• [Challenge A]: In the entries, edit the stretch from the start through the line containing "bar-precision — [318, 110, 397, 535]" by replacing "bounding boxes" with "coordinates", and give back only those lines with nothing else changed.

• [Source]:

XML Processing Model WG -- 07 May 2009

Date: 7 May 2009

<scribe> Meeting: 143

<scribe> Scribe: Norm

<scribe> ScribeNick: Norm

Accept this agenda?

-> http://www.w3.org/XML/XProc/2009/05/07-agenda

Accepted

Accept minutes from the previous meeting?

-> http://www.w3.org/XML/XProc/2009/04/30-minutes

Accepted.

Next meeting: telcon 14 May 2009

Norm must give regrets.

Henry to chair

The default XML processing model

Henry reminds us of the two deliverables from our charter.

<ht> http://www.w3.org/DesignIssues/XML

Henry: Those are Tim's thoughts on this issue.
... Tim's ideas are driven largely by the combination of XML elements from different namespaces in vocabularies like HTML
... Tim frames the question in terms of "what is the meaning of this document"? He likes to think about it in a way that I'll characterize informally as "compositional semantics"
... If you have a tree structured thing, you can talk about its semantics as being compositional in so far as the meaning of a bit of the tree is a function of the label on that node and the meaning of its children.
... So a simple recursive descent process will allow you to compute the meaning of the whole tree.
... It's not surprising that we switch between a processing view and more abstract statements about the meaning of nodes
... Tim's perspective is that if the fully qualified names of elements can be thought of as functions, then the recursive descent story is straightforward.
... That is the "XML functions" story about the document's meaning.
... Another bit of the background is the kind of issue that crops up repeatedly "now that we have specs like XML encryption and XInclude, when another spec that's supposed to deal with generic XML
... is created, just what infoset is it that those documents work with if you hand them a URI. Is it the result you get from parsing with a minimal parser, or a maximal parser, or one of those followed by ... name your favorite set of specs ...
... until nothing changes". People keep bumping up against this and deciding that there should be some generic spec to answer this question.
... That's where the requirement in our charter comes from

So GRDDL could have said "You start with a blurt infoset" where a spec such as ours could define what blurt is.

Henry: I ran with this ball in the TAG for a while.

<ht> http://www.w3.org/2001/tag/doc/elabInfoset/

Henry: This document is as far as I got.
... It uses the phrase "elaborated infoset" to describe a richer infoset that you get from performing some number of operations.
... That document doesn't read like a TAG finding, it reads like a spec.
... So one way of looking at this document is as input into this discussion in XProc.
... I think the reasons this stalled in the TAG are at least to some extent outside the scope of our deliverable.
... They have to do with the distinction between some kind of elaborated infoset and the more general question of application meaning of XML documents.

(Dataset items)

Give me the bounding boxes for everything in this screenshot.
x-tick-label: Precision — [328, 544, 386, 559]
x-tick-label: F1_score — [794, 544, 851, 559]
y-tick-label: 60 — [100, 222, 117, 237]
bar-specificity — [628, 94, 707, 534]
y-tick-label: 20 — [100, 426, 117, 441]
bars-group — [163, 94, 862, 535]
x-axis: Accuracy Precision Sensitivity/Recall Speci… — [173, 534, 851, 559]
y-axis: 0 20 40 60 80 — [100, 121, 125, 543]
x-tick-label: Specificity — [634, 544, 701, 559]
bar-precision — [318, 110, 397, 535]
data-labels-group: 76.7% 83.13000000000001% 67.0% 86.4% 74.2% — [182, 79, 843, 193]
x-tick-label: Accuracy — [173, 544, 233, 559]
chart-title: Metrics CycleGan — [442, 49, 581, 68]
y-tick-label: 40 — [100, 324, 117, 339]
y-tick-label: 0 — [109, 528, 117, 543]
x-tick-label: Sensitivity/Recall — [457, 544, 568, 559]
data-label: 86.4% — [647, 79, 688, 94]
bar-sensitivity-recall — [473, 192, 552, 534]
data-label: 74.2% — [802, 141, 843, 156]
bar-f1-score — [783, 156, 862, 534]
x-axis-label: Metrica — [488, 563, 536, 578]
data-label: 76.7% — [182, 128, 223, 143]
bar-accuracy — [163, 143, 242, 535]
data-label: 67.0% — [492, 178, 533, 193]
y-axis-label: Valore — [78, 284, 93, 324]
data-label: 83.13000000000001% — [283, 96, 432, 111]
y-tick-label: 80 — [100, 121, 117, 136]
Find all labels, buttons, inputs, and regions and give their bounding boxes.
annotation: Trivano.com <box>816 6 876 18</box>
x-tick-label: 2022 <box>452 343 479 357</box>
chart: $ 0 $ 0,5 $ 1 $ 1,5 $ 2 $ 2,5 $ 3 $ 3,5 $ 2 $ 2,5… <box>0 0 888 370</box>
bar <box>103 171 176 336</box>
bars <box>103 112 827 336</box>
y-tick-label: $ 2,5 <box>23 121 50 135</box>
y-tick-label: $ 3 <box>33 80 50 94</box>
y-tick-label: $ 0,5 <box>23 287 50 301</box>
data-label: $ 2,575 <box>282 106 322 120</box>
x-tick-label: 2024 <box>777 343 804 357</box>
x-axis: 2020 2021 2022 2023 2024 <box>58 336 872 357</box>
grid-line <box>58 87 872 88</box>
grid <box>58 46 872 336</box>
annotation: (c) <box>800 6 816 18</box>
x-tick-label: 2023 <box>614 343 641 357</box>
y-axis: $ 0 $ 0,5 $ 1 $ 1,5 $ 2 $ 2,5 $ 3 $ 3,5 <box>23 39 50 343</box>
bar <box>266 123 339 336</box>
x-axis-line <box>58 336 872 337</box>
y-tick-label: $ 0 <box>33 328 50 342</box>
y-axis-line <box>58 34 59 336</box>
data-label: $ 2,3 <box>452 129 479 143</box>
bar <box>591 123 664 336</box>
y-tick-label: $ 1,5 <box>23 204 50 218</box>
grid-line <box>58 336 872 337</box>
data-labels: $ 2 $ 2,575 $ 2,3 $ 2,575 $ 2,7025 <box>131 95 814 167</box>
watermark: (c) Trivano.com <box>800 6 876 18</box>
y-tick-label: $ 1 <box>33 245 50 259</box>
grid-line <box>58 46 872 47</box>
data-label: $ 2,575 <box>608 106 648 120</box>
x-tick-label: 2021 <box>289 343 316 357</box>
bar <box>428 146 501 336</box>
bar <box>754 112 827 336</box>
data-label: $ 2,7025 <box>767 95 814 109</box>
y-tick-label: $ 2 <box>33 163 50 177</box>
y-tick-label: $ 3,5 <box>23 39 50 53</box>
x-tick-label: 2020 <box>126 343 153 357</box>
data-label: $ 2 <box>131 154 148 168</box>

• [Challenge B]: Print the stretch of the meeting minutes from "<ht> http://www.w3.org/2001/tag/doc/elabInfoset/" through "number of operations.".

• [Task output A]:
Give me the coordinates for everything in this screenshot.
x-tick-label: Precision — [328, 544, 386, 559]
x-tick-label: F1_score — [794, 544, 851, 559]
y-tick-label: 60 — [100, 222, 117, 237]
bar-specificity — [628, 94, 707, 534]
y-tick-label: 20 — [100, 426, 117, 441]
bars-group — [163, 94, 862, 535]
x-axis: Accuracy Precision Sensitivity/Recall Speci… — [173, 534, 851, 559]
y-axis: 0 20 40 60 80 — [100, 121, 125, 543]
x-tick-label: Specificity — [634, 544, 701, 559]
bar-precision — [318, 110, 397, 535]

• [Task output B]:
<ht> http://www.w3.org/2001/tag/doc/elabInfoset/

Henry: This document is as far as I got.
... It uses the phrase "elaborated infoset" to describe a richer infoset that you get from performing some number of operations.